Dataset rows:
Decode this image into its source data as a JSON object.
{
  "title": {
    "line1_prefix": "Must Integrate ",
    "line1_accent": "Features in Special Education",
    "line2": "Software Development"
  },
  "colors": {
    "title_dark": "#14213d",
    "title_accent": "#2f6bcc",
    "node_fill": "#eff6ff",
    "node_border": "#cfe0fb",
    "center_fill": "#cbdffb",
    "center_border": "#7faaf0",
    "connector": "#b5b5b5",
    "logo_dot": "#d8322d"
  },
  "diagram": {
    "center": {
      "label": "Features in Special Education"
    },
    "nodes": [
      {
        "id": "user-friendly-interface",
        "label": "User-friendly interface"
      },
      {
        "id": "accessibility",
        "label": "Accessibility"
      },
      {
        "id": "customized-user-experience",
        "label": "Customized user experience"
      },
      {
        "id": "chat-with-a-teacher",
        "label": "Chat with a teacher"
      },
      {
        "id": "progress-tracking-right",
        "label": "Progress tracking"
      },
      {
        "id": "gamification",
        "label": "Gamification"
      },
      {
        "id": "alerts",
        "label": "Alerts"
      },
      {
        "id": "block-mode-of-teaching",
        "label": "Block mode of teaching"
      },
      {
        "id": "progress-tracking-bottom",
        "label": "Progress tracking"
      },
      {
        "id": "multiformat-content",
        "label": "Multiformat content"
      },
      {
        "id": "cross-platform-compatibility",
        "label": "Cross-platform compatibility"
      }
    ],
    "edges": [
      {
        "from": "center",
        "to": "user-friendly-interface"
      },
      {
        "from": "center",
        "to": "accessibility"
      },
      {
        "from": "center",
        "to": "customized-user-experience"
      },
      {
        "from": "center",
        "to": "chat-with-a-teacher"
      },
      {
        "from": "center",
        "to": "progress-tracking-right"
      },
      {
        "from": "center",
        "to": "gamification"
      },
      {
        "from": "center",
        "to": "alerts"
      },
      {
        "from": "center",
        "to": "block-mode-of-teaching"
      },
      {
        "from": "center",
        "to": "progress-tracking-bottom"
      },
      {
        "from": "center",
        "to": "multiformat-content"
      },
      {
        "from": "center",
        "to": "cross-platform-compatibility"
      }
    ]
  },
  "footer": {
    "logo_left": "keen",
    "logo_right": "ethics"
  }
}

◆ AIM:
Gather from the records above every line containing the string "label".

◆ ANSWER TO THIS EXERCISE:
      "label": "Features in Special Education"
        "label": "User-friendly interface"
        "label": "Accessibility"
        "label": "Customized user experience"
        "label": "Chat with a teacher"
        "label": "Progress tracking"
        "label": "Gamification"
        "label": "Alerts"
        "label": "Block mode of teaching"
        "label": "Progress tracking"
        "label": "Multiformat content"
        "label": "Cross-platform compatibility"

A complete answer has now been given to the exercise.